Given entries
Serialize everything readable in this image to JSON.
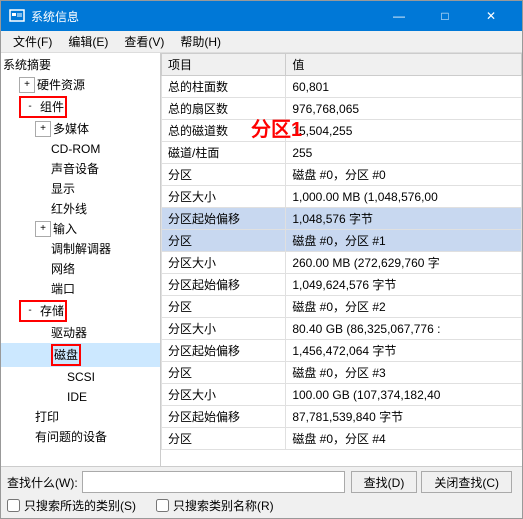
{
  "window": {
    "title": "系统信息",
    "controls": {
      "minimize": "—",
      "maximize": "□",
      "close": "✕"
    }
  },
  "menu": {
    "items": [
      "文件(F)",
      "编辑(E)",
      "查看(V)",
      "帮助(H)"
    ]
  },
  "left_panel": {
    "items": [
      {
        "id": "system",
        "label": "系统摘要",
        "indent": 0,
        "expander": null
      },
      {
        "id": "hardware",
        "label": "硬件资源",
        "indent": 1,
        "expander": "+"
      },
      {
        "id": "components",
        "label": "组件",
        "indent": 1,
        "expander": "-",
        "highlight": true
      },
      {
        "id": "multimedia",
        "label": "多媒体",
        "indent": 2,
        "expander": "+"
      },
      {
        "id": "cdrom",
        "label": "CD-ROM",
        "indent": 2,
        "expander": null
      },
      {
        "id": "audio",
        "label": "声音设备",
        "indent": 2,
        "expander": null
      },
      {
        "id": "display",
        "label": "显示",
        "indent": 2,
        "expander": null
      },
      {
        "id": "infrared",
        "label": "红外线",
        "indent": 2,
        "expander": null
      },
      {
        "id": "input",
        "label": "输入",
        "indent": 2,
        "expander": "+"
      },
      {
        "id": "modem",
        "label": "调制解调器",
        "indent": 2,
        "expander": null
      },
      {
        "id": "network",
        "label": "网络",
        "indent": 2,
        "expander": null
      },
      {
        "id": "ports",
        "label": "端口",
        "indent": 2,
        "expander": null
      },
      {
        "id": "storage",
        "label": "存储",
        "indent": 1,
        "expander": "-",
        "highlight": true
      },
      {
        "id": "drives",
        "label": "驱动器",
        "indent": 2,
        "expander": null
      },
      {
        "id": "disks",
        "label": "磁盘",
        "indent": 3,
        "expander": null,
        "selected": true,
        "highlight_box": true
      },
      {
        "id": "scsi",
        "label": "SCSI",
        "indent": 3,
        "expander": null
      },
      {
        "id": "ide",
        "label": "IDE",
        "indent": 3,
        "expander": null
      },
      {
        "id": "print",
        "label": "打印",
        "indent": 1,
        "expander": null
      },
      {
        "id": "problems",
        "label": "有问题的设备",
        "indent": 1,
        "expander": null
      }
    ]
  },
  "right_panel": {
    "columns": [
      "项目",
      "值"
    ],
    "rows": [
      {
        "label": "总的柱面数",
        "value": "60,801"
      },
      {
        "label": "总的扇区数",
        "value": "976,768,065"
      },
      {
        "label": "总的磁道数",
        "value": "15,504,255"
      },
      {
        "label": "磁道/柱面",
        "value": "255"
      },
      {
        "label": "分区",
        "value": "磁盘 #0，分区 #0"
      },
      {
        "label": "分区大小",
        "value": "1,000.00 MB (1,048,576,00"
      },
      {
        "label": "分区起始偏移",
        "value": "1,048,576 字节",
        "highlight": true
      },
      {
        "label": "分区",
        "value": "磁盘 #0，分区 #1",
        "highlight": true
      },
      {
        "label": "分区大小",
        "value": "260.00 MB (272,629,760 字"
      },
      {
        "label": "分区起始偏移",
        "value": "1,049,624,576 字节"
      },
      {
        "label": "分区",
        "value": "磁盘 #0，分区 #2"
      },
      {
        "label": "分区大小",
        "value": "80.40 GB (86,325,067,776 :"
      },
      {
        "label": "分区起始偏移",
        "value": "1,456,472,064 字节"
      },
      {
        "label": "分区",
        "value": "磁盘 #0，分区 #3"
      },
      {
        "label": "分区大小",
        "value": "100.00 GB (107,374,182,40"
      },
      {
        "label": "分区起始偏移",
        "value": "87,781,539,840 字节"
      },
      {
        "label": "分区",
        "value": "磁盘 #0，分区 #4"
      }
    ],
    "annotation": "分区1"
  },
  "bottom": {
    "search_label": "查找什么(W):",
    "search_placeholder": "",
    "find_btn": "查找(D)",
    "close_find_btn": "关闭查找(C)",
    "checkbox1": "只搜索所选的类别(S)",
    "checkbox2": "只搜索类别名称(R)"
  }
}
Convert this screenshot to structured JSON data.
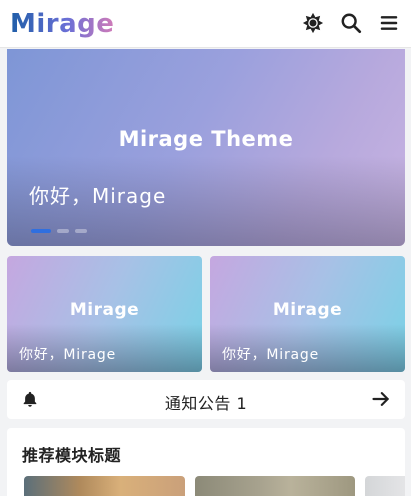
{
  "header": {
    "logo": "Mirage",
    "icons": [
      "theme-toggle-icon",
      "search-icon",
      "menu-icon"
    ]
  },
  "banner": {
    "theme_title": "Mirage Theme",
    "caption": "你好，Mirage",
    "slide_count": 3,
    "active_slide": 1
  },
  "cards": [
    {
      "brand": "Mirage",
      "caption": "你好，Mirage"
    },
    {
      "brand": "Mirage",
      "caption": "你好，Mirage"
    }
  ],
  "notice": {
    "text": "通知公告 1"
  },
  "recommend": {
    "title": "推荐模块标题"
  },
  "colors": {
    "accent": "#2f6fe0",
    "background": "#f2f3f5"
  }
}
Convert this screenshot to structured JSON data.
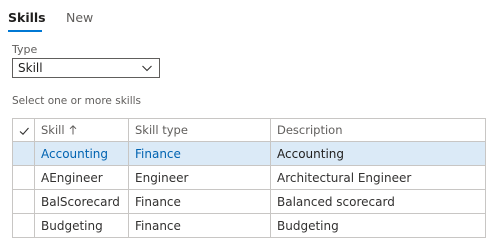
{
  "tabs": [
    {
      "label": "Skills",
      "active": true
    },
    {
      "label": "New",
      "active": false
    }
  ],
  "type_field": {
    "label": "Type",
    "value": "Skill"
  },
  "hint": "Select one or more skills",
  "grid": {
    "columns": [
      "Skill",
      "Skill type",
      "Description"
    ],
    "sort_icon": "arrow-up-icon",
    "rows": [
      {
        "skill": "Accounting",
        "type": "Finance",
        "description": "Accounting",
        "selected": true
      },
      {
        "skill": "AEngineer",
        "type": "Engineer",
        "description": "Architectural Engineer",
        "selected": false
      },
      {
        "skill": "BalScorecard",
        "type": "Finance",
        "description": "Balanced scorecard",
        "selected": false
      },
      {
        "skill": "Budgeting",
        "type": "Finance",
        "description": "Budgeting",
        "selected": false
      }
    ]
  },
  "colors": {
    "accent": "#0078d4",
    "selected_row": "#dbeaf7",
    "selected_text": "#0063b1"
  }
}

Exercise
Apart from the pictures, the entries above are to be repeated in full and exactly.

Full solution
Serialize everything readable in this image to JSON.
{
  "window": {
    "title": "系统信息",
    "controls": {
      "minimize": "—",
      "maximize": "□",
      "close": "✕"
    }
  },
  "menu": {
    "items": [
      "文件(F)",
      "编辑(E)",
      "查看(V)",
      "帮助(H)"
    ]
  },
  "left_panel": {
    "items": [
      {
        "id": "system",
        "label": "系统摘要",
        "indent": 0,
        "expander": null
      },
      {
        "id": "hardware",
        "label": "硬件资源",
        "indent": 1,
        "expander": "+"
      },
      {
        "id": "components",
        "label": "组件",
        "indent": 1,
        "expander": "-",
        "highlight": true
      },
      {
        "id": "multimedia",
        "label": "多媒体",
        "indent": 2,
        "expander": "+"
      },
      {
        "id": "cdrom",
        "label": "CD-ROM",
        "indent": 2,
        "expander": null
      },
      {
        "id": "audio",
        "label": "声音设备",
        "indent": 2,
        "expander": null
      },
      {
        "id": "display",
        "label": "显示",
        "indent": 2,
        "expander": null
      },
      {
        "id": "infrared",
        "label": "红外线",
        "indent": 2,
        "expander": null
      },
      {
        "id": "input",
        "label": "输入",
        "indent": 2,
        "expander": "+"
      },
      {
        "id": "modem",
        "label": "调制解调器",
        "indent": 2,
        "expander": null
      },
      {
        "id": "network",
        "label": "网络",
        "indent": 2,
        "expander": null
      },
      {
        "id": "ports",
        "label": "端口",
        "indent": 2,
        "expander": null
      },
      {
        "id": "storage",
        "label": "存储",
        "indent": 1,
        "expander": "-",
        "highlight": true
      },
      {
        "id": "drives",
        "label": "驱动器",
        "indent": 2,
        "expander": null
      },
      {
        "id": "disks",
        "label": "磁盘",
        "indent": 3,
        "expander": null,
        "selected": true,
        "highlight_box": true
      },
      {
        "id": "scsi",
        "label": "SCSI",
        "indent": 3,
        "expander": null
      },
      {
        "id": "ide",
        "label": "IDE",
        "indent": 3,
        "expander": null
      },
      {
        "id": "print",
        "label": "打印",
        "indent": 1,
        "expander": null
      },
      {
        "id": "problems",
        "label": "有问题的设备",
        "indent": 1,
        "expander": null
      }
    ]
  },
  "right_panel": {
    "columns": [
      "项目",
      "值"
    ],
    "rows": [
      {
        "label": "总的柱面数",
        "value": "60,801"
      },
      {
        "label": "总的扇区数",
        "value": "976,768,065"
      },
      {
        "label": "总的磁道数",
        "value": "15,504,255"
      },
      {
        "label": "磁道/柱面",
        "value": "255"
      },
      {
        "label": "分区",
        "value": "磁盘 #0，分区 #0"
      },
      {
        "label": "分区大小",
        "value": "1,000.00 MB (1,048,576,00"
      },
      {
        "label": "分区起始偏移",
        "value": "1,048,576 字节",
        "highlight": true
      },
      {
        "label": "分区",
        "value": "磁盘 #0，分区 #1",
        "highlight": true
      },
      {
        "label": "分区大小",
        "value": "260.00 MB (272,629,760 字"
      },
      {
        "label": "分区起始偏移",
        "value": "1,049,624,576 字节"
      },
      {
        "label": "分区",
        "value": "磁盘 #0，分区 #2"
      },
      {
        "label": "分区大小",
        "value": "80.40 GB (86,325,067,776 :"
      },
      {
        "label": "分区起始偏移",
        "value": "1,456,472,064 字节"
      },
      {
        "label": "分区",
        "value": "磁盘 #0，分区 #3"
      },
      {
        "label": "分区大小",
        "value": "100.00 GB (107,374,182,40"
      },
      {
        "label": "分区起始偏移",
        "value": "87,781,539,840 字节"
      },
      {
        "label": "分区",
        "value": "磁盘 #0，分区 #4"
      }
    ],
    "annotation": "分区1"
  },
  "bottom": {
    "search_label": "查找什么(W):",
    "search_placeholder": "",
    "find_btn": "查找(D)",
    "close_find_btn": "关闭查找(C)",
    "checkbox1": "只搜索所选的类别(S)",
    "checkbox2": "只搜索类别名称(R)"
  }
}
Convert this screenshot to structured JSON data.
{
  "header": {
    "logo": "Mirage",
    "icons": [
      "theme-toggle-icon",
      "search-icon",
      "menu-icon"
    ]
  },
  "banner": {
    "theme_title": "Mirage Theme",
    "caption": "你好，Mirage",
    "slide_count": 3,
    "active_slide": 1
  },
  "cards": [
    {
      "brand": "Mirage",
      "caption": "你好，Mirage"
    },
    {
      "brand": "Mirage",
      "caption": "你好，Mirage"
    }
  ],
  "notice": {
    "text": "通知公告 1"
  },
  "recommend": {
    "title": "推荐模块标题"
  },
  "colors": {
    "accent": "#2f6fe0",
    "background": "#f2f3f5"
  }
}
Convert this screenshot to structured JSON data.
{
  "tabs": [
    {
      "label": "Skills",
      "active": true
    },
    {
      "label": "New",
      "active": false
    }
  ],
  "type_field": {
    "label": "Type",
    "value": "Skill"
  },
  "hint": "Select one or more skills",
  "grid": {
    "columns": [
      "Skill",
      "Skill type",
      "Description"
    ],
    "sort_icon": "arrow-up-icon",
    "rows": [
      {
        "skill": "Accounting",
        "type": "Finance",
        "description": "Accounting",
        "selected": true
      },
      {
        "skill": "AEngineer",
        "type": "Engineer",
        "description": "Architectural Engineer",
        "selected": false
      },
      {
        "skill": "BalScorecard",
        "type": "Finance",
        "description": "Balanced scorecard",
        "selected": false
      },
      {
        "skill": "Budgeting",
        "type": "Finance",
        "description": "Budgeting",
        "selected": false
      }
    ]
  },
  "colors": {
    "accent": "#0078d4",
    "selected_row": "#dbeaf7",
    "selected_text": "#0063b1"
  }
}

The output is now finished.